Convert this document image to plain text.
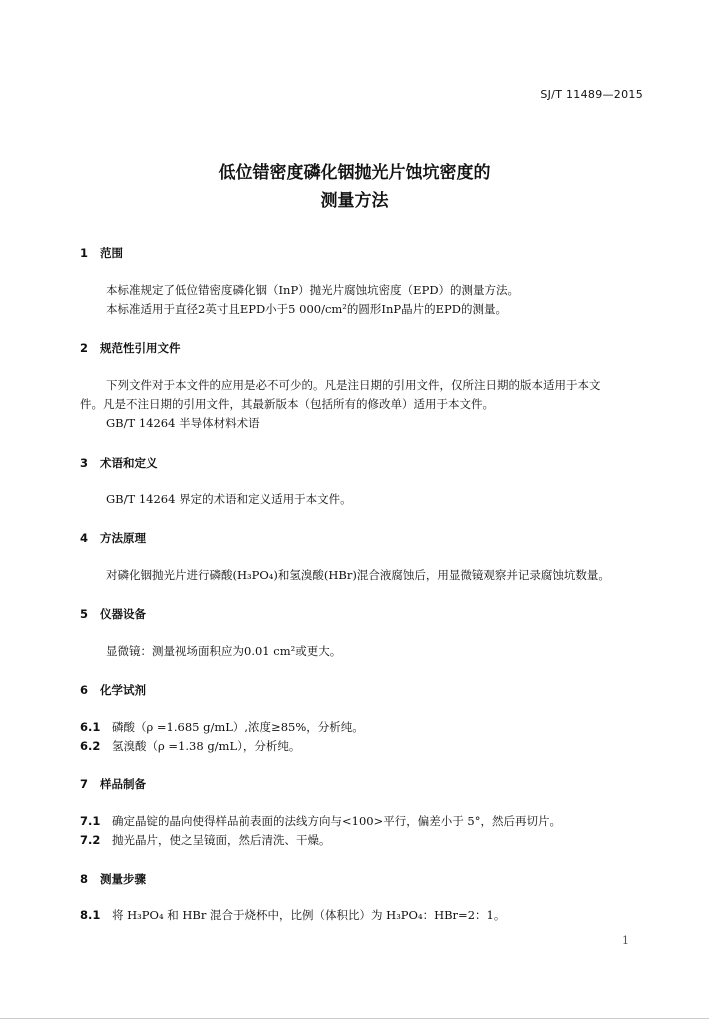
SJ/T 11489—2015
低位错密度磷化铟抛光片蚀坑密度的
测量方法
1 范围
本标准规定了低位错密度磷化铟（InP）抛光片腐蚀坑密度（EPD）的测量方法。
本标准适用于直径2英寸且EPD小于5 000/cm²的圆形InP晶片的EPD的测量。
2 规范性引用文件
下列文件对于本文件的应用是必不可少的。凡是注日期的引用文件，仅所注日期的版本适用于本文
件。凡是不注日期的引用文件，其最新版本（包括所有的修改单）适用于本文件。
GB/T 14264 半导体材料术语
3 术语和定义
GB/T 14264 界定的术语和定义适用于本文件。
4 方法原理
对磷化铟抛光片进行磷酸(H₃PO₄)和氢溴酸(HBr)混合液腐蚀后，用显微镜观察并记录腐蚀坑数量。
5 仪器设备
显微镜：测量视场面积应为0.01 cm²或更大。
6 化学试剂
6.1 磷酸（ρ =1.685 g/mL）,浓度≥85%，分析纯。
6.2 氢溴酸（ρ =1.38 g/mL），分析纯。
7 样品制备
7.1 确定晶锭的晶向使得样品前表面的法线方向与<100>平行，偏差小于 5°，然后再切片。
7.2 抛光晶片，使之呈镜面，然后清洗、干燥。
8 测量步骤
8.1 将 H₃PO₄ 和 HBr 混合于烧杯中，比例（体积比）为 H₃PO₄：HBr=2：1。
1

☆ ☆ ☆ ☆ ☆

Problem: Every record above should come back exactly, but without its pictures.

Full answer:
Convert this document image to plain text.
SJ/T 11489—2015
低位错密度磷化铟抛光片蚀坑密度的
测量方法
1 范围
本标准规定了低位错密度磷化铟（InP）抛光片腐蚀坑密度（EPD）的测量方法。
本标准适用于直径2英寸且EPD小于5 000/cm²的圆形InP晶片的EPD的测量。
2 规范性引用文件
下列文件对于本文件的应用是必不可少的。凡是注日期的引用文件，仅所注日期的版本适用于本文
件。凡是不注日期的引用文件，其最新版本（包括所有的修改单）适用于本文件。
GB/T 14264 半导体材料术语
3 术语和定义
GB/T 14264 界定的术语和定义适用于本文件。
4 方法原理
对磷化铟抛光片进行磷酸(H₃PO₄)和氢溴酸(HBr)混合液腐蚀后，用显微镜观察并记录腐蚀坑数量。
5 仪器设备
显微镜：测量视场面积应为0.01 cm²或更大。
6 化学试剂
6.1 磷酸（ρ =1.685 g/mL）,浓度≥85%，分析纯。
6.2 氢溴酸（ρ =1.38 g/mL），分析纯。
7 样品制备
7.1 确定晶锭的晶向使得样品前表面的法线方向与<100>平行，偏差小于 5°，然后再切片。
7.2 抛光晶片，使之呈镜面，然后清洗、干燥。
8 测量步骤
8.1 将 H₃PO₄ 和 HBr 混合于烧杯中，比例（体积比）为 H₃PO₄：HBr=2：1。
1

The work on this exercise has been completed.